-- BEGIN --

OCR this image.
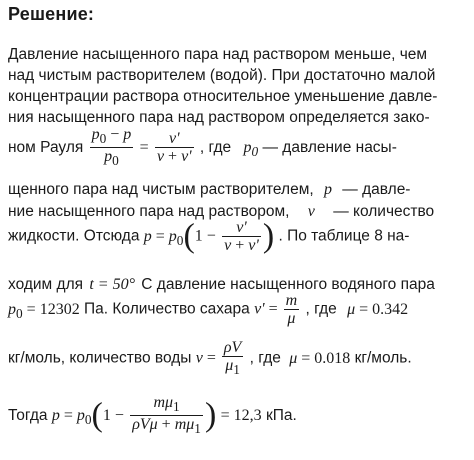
Решение:
Давление насыщенного пара над раствором меньше, чем
над чистым растворителем (водой). При достаточно малой
концентрации раствора относительное уменьшение давле-
ния насыщенного пара над раствором определяется зако-
ном Рауля $\frac{p_0 - p}{p_0} = \frac{\nu'}{\nu + \nu'}$ , где $p_0$ — давление насы-
щенного пара над чистым растворителем, p — давле-
ние насыщенного пара над раствором, ν — количество
жидкости. Отсюда $p = p_0(1 - \frac{\nu'}{\nu + \nu'}$ ) . По таблице 8 на-
ходим для t = 50° С давление насыщенного водяного пара
$p_0 = 12302$ Па. Количество сахара $\nu' = \frac{m}{\mu}$ , где μ = 0.342
кг/моль, количество воды $\nu = \frac{\rho V}{\mu_1}$ , где μ = 0.018 кг/моль.
Тогда $p = p_0(1 - \frac{m\mu_1}{\rho V\mu + m\mu_1}$ ) = 12,3 кПа.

-- END --

▸ **WHAT THIS TASK INVOLVES**
Transcribe the records word for word and include no pictures.

▸ **SOLUTION FOR THIS EXERCISE**
OCR this image.
Решение:
Давление насыщенного пара над раствором меньше, чем
над чистым растворителем (водой). При достаточно малой
концентрации раствора относительное уменьшение давле-
ния насыщенного пара над раствором определяется зако-
ном Рауля $\frac{p_0 - p}{p_0} = \frac{\nu'}{\nu + \nu'}$ , где $p_0$ — давление насы-
щенного пара над чистым растворителем, p — давле-
ние насыщенного пара над раствором, ν — количество
жидкости. Отсюда $p = p_0(1 - \frac{\nu'}{\nu + \nu'}$ ) . По таблице 8 на-
ходим для t = 50° С давление насыщенного водяного пара
$p_0 = 12302$ Па. Количество сахара $\nu' = \frac{m}{\mu}$ , где μ = 0.342
кг/моль, количество воды $\nu = \frac{\rho V}{\mu_1}$ , где μ = 0.018 кг/моль.
Тогда $p = p_0(1 - \frac{m\mu_1}{\rho V\mu + m\mu_1}$ ) = 12,3 кПа.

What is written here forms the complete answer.